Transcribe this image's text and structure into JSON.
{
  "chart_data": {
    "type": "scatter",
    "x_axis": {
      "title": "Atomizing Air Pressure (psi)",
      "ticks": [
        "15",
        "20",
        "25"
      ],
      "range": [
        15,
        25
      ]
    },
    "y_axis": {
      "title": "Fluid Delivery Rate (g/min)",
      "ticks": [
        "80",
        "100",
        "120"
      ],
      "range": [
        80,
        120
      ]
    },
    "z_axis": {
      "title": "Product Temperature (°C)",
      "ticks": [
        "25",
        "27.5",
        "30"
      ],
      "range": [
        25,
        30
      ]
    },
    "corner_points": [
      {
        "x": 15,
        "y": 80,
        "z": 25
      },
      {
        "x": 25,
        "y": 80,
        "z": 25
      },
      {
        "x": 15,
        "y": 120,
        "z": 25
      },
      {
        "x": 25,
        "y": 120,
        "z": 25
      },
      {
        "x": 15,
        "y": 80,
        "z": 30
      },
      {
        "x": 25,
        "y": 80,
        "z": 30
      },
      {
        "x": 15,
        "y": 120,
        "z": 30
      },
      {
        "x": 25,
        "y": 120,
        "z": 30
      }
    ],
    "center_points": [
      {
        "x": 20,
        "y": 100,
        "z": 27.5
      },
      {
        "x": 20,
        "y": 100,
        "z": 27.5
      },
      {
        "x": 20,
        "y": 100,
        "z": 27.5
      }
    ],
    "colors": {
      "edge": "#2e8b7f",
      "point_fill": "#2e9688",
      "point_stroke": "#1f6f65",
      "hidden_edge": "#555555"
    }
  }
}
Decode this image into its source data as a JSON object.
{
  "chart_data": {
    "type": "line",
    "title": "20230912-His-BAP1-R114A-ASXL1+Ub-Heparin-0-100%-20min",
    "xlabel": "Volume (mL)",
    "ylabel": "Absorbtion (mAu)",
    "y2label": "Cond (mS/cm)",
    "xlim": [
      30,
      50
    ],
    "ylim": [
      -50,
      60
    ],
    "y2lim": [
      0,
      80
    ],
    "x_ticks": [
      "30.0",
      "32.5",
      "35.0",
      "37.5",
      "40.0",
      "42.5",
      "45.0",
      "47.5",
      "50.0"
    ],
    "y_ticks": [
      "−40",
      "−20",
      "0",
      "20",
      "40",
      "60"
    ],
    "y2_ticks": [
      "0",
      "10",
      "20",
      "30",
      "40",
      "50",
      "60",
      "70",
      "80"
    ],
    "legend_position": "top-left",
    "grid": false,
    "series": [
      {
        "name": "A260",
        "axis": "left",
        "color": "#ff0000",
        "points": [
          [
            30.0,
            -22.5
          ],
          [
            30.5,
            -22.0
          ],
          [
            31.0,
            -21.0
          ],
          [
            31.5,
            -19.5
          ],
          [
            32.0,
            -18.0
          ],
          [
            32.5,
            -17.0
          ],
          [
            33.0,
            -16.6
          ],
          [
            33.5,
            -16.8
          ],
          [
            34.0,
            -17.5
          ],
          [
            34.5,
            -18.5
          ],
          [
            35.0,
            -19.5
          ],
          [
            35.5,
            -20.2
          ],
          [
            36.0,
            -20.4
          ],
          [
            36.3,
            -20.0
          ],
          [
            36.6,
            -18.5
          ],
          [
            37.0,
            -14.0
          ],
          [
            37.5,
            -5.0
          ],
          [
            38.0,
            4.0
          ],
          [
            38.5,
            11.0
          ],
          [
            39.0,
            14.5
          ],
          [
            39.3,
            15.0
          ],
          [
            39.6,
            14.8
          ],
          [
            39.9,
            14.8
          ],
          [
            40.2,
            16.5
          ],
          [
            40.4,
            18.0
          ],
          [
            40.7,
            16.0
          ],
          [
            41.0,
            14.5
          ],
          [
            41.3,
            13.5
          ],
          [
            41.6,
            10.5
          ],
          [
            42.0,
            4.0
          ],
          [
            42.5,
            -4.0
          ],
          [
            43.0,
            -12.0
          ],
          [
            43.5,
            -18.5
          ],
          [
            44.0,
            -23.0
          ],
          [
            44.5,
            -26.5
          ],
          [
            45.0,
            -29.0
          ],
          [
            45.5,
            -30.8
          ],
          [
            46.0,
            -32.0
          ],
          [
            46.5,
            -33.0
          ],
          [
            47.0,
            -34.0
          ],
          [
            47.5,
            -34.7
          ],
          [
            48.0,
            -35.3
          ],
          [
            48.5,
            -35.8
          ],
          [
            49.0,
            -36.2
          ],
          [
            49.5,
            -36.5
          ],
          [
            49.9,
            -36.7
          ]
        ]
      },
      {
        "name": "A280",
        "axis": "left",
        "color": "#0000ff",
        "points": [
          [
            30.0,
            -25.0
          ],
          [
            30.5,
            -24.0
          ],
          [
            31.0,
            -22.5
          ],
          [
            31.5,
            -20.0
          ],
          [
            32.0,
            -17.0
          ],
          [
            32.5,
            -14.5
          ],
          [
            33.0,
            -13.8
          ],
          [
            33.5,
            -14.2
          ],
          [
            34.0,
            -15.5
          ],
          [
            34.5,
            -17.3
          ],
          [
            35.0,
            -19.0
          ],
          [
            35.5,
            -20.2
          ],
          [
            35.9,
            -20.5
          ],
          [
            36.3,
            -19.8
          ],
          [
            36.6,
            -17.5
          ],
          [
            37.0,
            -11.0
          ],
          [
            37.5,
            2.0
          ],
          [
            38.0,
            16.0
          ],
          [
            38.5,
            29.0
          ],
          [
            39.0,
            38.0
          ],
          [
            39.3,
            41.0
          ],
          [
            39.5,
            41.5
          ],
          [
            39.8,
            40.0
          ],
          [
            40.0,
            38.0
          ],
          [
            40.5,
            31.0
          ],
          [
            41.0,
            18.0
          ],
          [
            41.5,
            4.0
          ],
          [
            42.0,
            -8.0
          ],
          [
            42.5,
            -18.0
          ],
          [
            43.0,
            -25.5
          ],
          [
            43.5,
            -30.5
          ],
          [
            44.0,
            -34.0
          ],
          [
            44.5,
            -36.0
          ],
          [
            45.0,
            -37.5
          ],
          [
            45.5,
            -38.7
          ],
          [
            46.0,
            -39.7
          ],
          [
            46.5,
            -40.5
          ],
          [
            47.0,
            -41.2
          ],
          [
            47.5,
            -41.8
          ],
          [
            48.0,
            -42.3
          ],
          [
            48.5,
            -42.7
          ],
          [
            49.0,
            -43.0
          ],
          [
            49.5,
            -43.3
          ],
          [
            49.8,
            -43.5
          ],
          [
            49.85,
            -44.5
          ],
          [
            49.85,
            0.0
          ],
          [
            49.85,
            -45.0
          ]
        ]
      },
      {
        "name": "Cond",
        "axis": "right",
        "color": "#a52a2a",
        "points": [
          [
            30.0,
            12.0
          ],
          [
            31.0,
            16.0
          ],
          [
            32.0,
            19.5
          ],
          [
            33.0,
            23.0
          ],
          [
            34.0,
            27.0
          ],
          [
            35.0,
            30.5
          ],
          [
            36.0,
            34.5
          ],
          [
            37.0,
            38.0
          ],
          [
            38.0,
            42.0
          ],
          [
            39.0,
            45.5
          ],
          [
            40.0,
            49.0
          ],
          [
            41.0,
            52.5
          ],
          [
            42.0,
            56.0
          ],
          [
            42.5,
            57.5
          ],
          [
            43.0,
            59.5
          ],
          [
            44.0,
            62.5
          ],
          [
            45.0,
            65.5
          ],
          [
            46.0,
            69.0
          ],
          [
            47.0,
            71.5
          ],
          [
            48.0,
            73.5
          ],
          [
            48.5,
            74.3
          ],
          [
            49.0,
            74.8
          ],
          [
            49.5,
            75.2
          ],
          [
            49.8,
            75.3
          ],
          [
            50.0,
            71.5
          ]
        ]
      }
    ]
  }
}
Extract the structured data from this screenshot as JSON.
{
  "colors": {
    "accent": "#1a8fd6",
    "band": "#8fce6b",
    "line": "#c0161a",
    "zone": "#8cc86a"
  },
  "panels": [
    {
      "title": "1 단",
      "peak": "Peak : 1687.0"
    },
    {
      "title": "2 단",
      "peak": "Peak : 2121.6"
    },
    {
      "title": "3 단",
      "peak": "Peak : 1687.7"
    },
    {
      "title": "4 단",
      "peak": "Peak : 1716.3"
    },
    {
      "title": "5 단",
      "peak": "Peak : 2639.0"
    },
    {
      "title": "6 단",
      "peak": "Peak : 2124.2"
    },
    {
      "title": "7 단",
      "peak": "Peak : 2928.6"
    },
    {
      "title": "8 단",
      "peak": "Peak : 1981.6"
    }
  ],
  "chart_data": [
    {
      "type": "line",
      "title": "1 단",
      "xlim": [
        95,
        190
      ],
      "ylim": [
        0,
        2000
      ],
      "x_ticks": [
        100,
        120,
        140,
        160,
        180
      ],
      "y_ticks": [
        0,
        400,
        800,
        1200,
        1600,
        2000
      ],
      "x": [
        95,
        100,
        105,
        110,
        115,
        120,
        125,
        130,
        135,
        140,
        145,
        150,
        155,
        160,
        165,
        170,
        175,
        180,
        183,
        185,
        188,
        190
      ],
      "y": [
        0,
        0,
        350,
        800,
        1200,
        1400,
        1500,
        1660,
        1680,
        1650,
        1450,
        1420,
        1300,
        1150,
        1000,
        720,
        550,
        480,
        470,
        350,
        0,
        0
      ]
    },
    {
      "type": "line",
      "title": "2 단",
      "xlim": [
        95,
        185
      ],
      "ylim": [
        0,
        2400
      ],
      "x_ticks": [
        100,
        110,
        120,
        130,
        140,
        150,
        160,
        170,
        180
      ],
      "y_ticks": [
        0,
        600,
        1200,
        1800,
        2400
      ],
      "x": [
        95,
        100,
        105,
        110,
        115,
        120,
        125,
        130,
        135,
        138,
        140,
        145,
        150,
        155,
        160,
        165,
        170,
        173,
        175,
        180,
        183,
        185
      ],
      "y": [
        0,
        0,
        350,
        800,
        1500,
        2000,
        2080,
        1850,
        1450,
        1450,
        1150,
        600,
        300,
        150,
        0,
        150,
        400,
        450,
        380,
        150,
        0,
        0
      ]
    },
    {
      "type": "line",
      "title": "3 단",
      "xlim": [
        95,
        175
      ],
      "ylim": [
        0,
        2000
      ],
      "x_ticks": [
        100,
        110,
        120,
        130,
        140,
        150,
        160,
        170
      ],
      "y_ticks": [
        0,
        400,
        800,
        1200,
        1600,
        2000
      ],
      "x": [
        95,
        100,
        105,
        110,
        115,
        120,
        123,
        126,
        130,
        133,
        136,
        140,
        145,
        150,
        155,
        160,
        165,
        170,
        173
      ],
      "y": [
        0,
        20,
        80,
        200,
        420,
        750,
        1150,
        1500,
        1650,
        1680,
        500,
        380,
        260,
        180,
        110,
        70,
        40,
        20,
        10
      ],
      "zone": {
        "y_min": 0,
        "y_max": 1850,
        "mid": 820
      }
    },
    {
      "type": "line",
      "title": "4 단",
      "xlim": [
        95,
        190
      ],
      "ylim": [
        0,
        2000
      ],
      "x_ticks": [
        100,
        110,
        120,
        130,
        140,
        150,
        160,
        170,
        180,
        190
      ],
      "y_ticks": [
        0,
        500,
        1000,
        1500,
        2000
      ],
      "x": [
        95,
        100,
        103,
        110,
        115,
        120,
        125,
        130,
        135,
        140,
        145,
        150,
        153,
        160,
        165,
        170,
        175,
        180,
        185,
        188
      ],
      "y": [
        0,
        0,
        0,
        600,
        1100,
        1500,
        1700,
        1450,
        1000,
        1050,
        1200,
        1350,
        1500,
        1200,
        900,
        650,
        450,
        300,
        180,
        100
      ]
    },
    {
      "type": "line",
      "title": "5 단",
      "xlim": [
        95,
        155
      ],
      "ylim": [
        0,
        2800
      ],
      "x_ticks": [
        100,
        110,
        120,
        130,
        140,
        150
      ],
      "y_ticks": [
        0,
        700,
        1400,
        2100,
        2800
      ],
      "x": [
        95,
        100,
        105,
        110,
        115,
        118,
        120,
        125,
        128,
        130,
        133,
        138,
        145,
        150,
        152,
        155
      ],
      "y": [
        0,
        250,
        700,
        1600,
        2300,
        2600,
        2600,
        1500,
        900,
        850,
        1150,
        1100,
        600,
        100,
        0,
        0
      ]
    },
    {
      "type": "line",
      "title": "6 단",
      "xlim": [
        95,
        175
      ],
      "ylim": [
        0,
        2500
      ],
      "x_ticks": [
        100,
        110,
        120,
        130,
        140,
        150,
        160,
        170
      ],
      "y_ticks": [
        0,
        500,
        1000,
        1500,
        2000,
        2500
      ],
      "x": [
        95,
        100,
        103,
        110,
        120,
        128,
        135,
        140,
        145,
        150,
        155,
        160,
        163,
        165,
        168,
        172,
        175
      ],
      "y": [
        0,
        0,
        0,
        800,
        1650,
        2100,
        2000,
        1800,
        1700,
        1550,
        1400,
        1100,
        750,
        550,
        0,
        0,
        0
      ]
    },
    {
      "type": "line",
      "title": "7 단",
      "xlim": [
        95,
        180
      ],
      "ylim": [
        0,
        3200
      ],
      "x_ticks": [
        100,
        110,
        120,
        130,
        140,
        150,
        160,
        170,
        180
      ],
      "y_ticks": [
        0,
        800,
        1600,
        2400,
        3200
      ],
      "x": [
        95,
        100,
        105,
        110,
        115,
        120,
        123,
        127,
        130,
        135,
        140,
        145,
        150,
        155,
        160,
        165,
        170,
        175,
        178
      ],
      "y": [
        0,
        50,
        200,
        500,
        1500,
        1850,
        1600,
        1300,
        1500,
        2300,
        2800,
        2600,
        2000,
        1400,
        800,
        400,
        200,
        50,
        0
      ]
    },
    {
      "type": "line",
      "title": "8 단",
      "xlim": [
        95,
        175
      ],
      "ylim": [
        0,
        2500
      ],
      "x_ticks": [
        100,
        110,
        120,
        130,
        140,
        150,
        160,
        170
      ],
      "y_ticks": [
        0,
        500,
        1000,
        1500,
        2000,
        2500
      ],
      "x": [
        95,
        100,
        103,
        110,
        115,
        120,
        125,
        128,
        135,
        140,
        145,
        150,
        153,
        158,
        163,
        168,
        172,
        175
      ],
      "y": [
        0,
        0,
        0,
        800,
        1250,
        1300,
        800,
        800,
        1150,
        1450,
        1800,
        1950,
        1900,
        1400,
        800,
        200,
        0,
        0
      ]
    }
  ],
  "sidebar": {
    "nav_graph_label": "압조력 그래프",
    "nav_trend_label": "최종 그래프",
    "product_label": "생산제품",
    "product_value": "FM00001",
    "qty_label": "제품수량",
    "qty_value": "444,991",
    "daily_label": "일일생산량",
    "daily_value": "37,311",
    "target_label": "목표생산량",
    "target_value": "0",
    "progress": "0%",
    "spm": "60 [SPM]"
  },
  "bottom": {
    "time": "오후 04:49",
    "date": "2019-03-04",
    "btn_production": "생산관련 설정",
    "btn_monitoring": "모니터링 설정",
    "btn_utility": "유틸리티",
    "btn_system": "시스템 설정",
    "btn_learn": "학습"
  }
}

··········

TASK PROMPT: Your answer should be a single number: how many lines of the material contain the word "this".

REPLY: 3